#### Short problem
Give the number of lines holding the string "preguntó", and nothing else.

-- START --

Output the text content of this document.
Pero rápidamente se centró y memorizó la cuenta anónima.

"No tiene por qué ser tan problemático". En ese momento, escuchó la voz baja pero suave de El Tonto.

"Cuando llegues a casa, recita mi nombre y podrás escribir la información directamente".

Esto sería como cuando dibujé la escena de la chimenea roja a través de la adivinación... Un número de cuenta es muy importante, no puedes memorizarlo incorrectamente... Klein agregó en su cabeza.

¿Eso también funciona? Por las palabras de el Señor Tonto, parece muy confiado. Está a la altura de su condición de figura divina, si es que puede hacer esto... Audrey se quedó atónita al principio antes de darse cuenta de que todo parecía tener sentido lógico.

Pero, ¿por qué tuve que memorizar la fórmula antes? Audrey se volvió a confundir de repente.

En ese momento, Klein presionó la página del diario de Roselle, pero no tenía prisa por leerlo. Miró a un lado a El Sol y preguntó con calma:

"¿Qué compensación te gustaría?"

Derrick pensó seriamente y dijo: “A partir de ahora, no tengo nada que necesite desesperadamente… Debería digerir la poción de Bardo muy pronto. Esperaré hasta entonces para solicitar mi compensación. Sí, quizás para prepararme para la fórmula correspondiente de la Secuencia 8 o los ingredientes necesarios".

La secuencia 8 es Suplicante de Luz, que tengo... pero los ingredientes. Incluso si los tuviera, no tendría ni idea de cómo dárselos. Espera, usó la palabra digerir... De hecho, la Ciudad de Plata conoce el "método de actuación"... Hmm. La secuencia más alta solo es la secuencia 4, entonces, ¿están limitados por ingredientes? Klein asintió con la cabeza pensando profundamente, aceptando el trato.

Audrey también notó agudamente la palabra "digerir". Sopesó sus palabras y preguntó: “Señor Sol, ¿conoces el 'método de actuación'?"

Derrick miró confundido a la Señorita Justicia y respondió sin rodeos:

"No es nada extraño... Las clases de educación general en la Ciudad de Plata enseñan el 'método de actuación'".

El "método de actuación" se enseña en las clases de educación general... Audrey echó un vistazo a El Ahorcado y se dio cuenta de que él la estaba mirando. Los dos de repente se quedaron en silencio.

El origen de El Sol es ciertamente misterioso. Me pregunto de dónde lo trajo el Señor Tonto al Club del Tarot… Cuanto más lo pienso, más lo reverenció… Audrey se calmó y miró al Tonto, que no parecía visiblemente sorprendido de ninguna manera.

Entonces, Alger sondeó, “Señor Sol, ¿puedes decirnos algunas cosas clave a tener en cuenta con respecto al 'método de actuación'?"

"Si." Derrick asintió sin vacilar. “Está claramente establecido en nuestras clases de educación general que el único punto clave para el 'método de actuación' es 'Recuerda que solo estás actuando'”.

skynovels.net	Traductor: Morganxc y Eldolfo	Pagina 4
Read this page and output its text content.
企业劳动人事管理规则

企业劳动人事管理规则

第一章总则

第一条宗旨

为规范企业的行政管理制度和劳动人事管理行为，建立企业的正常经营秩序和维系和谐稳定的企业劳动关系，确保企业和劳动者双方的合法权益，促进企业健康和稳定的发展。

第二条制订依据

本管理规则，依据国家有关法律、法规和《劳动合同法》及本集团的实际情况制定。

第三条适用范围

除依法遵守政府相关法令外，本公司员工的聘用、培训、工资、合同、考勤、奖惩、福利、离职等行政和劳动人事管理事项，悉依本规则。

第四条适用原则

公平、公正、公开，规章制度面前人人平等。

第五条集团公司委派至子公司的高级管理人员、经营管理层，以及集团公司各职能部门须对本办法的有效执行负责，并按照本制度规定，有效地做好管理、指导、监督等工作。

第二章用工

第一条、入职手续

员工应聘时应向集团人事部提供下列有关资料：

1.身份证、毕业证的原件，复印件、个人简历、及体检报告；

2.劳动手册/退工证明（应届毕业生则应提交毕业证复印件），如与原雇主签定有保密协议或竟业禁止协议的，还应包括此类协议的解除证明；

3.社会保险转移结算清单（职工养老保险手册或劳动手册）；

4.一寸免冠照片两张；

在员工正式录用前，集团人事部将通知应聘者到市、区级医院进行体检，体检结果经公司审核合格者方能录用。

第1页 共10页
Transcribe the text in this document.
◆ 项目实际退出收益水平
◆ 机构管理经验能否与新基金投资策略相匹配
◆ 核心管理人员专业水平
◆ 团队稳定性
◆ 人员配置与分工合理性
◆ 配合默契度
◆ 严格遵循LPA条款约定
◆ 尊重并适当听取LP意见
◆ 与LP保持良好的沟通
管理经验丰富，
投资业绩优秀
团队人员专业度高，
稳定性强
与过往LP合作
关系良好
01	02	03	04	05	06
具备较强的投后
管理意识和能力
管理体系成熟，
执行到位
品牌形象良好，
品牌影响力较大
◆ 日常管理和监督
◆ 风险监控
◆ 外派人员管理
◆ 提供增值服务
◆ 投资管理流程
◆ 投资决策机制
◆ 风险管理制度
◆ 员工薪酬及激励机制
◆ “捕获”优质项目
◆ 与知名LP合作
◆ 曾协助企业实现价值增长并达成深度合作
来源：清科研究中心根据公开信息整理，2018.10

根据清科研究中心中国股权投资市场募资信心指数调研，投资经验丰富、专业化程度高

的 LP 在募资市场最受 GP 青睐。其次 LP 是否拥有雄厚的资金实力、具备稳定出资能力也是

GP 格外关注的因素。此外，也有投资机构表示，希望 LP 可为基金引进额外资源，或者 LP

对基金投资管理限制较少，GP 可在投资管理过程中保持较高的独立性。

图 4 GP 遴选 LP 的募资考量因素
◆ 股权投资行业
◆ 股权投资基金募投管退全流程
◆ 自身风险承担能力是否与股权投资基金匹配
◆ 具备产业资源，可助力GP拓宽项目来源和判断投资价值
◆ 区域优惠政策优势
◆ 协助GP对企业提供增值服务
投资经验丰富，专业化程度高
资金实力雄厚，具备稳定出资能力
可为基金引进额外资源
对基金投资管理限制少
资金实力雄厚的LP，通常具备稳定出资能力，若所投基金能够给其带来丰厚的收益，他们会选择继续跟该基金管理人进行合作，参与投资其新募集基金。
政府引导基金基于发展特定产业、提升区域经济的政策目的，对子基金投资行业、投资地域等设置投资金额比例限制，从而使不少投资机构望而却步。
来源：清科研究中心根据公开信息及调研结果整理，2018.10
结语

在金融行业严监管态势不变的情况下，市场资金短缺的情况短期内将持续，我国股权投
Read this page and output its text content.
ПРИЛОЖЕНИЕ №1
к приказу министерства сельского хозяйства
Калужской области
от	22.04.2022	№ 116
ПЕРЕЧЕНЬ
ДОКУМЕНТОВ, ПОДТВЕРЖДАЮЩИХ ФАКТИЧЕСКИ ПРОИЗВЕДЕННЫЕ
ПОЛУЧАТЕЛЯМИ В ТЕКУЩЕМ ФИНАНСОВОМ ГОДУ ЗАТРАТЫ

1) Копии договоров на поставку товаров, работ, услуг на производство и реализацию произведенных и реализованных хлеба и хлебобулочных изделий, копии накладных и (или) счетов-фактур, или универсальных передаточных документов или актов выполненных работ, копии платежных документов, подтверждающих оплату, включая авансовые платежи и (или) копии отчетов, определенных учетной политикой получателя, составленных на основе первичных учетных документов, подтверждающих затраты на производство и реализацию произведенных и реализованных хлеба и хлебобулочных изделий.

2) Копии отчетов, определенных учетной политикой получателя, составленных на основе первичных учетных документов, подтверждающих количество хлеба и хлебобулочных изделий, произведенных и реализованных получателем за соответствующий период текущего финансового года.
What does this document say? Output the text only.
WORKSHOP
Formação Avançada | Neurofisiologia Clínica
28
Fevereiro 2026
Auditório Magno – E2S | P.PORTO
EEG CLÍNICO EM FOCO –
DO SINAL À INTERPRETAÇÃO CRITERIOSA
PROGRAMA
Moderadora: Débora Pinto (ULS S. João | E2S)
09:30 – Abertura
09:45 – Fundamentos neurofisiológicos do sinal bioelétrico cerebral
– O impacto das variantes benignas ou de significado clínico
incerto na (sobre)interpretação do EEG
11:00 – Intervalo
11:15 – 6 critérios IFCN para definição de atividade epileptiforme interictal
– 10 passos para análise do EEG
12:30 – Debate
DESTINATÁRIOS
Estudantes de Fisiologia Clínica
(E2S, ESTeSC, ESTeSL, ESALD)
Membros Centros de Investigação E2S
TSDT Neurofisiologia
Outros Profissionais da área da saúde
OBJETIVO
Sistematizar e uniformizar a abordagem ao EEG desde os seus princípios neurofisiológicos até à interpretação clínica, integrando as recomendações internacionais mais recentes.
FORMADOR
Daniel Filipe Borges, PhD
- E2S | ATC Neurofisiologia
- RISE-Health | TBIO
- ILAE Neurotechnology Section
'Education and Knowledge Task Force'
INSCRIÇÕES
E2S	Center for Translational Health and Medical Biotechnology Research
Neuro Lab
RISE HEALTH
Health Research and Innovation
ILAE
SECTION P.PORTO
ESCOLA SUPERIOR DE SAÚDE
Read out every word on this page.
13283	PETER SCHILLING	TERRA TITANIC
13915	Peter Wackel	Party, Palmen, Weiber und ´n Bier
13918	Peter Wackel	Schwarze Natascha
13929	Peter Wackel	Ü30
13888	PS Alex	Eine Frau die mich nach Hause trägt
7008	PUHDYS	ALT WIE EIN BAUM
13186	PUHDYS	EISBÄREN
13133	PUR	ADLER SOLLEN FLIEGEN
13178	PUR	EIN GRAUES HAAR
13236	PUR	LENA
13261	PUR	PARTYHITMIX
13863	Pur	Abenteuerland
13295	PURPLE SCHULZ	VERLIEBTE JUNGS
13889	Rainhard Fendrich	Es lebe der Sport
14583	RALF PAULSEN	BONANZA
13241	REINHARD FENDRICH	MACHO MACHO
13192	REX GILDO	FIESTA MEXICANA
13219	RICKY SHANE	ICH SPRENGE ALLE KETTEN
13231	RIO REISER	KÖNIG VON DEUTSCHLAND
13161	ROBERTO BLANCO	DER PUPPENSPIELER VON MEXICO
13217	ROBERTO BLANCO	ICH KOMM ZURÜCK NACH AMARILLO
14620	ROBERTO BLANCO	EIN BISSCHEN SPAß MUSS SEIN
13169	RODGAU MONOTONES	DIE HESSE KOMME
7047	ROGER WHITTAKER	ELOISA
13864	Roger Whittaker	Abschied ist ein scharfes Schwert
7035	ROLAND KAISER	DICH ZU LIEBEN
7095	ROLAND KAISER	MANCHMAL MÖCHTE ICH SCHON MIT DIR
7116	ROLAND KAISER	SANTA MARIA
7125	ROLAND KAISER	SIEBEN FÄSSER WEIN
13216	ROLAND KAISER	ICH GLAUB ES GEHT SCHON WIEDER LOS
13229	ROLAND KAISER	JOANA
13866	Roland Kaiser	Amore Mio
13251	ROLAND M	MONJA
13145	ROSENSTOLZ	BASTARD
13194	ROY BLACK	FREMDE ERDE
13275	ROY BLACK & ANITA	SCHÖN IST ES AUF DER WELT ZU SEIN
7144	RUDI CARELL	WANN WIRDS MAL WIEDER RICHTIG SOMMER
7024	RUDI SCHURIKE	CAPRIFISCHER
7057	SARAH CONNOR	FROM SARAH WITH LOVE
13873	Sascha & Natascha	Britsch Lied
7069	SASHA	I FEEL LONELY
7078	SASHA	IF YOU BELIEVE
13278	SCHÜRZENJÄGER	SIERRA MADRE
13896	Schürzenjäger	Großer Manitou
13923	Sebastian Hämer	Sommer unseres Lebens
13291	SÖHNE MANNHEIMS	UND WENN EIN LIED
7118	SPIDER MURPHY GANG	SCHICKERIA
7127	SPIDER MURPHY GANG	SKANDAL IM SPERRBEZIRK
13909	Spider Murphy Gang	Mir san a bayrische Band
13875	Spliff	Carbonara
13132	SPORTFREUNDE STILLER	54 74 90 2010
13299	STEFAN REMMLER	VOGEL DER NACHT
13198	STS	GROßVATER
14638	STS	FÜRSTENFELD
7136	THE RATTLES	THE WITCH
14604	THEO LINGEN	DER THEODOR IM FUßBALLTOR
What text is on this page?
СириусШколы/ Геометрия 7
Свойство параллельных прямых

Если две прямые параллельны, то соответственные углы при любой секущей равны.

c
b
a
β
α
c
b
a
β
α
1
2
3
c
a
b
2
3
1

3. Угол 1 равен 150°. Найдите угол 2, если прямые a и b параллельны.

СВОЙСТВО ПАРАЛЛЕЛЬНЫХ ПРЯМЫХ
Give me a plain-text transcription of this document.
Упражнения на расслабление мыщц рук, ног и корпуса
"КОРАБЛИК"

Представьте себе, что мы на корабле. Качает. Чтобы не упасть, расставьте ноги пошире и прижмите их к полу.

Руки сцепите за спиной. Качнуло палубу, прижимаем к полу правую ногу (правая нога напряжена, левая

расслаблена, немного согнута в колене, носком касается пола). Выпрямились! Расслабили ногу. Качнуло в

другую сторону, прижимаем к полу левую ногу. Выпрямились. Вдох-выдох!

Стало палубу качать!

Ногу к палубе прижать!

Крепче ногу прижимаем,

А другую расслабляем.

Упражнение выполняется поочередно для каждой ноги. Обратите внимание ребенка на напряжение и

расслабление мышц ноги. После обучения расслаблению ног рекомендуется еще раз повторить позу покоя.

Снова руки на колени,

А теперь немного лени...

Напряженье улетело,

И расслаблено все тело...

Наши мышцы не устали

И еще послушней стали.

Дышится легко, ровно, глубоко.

-- END --

#### Answer for the task
2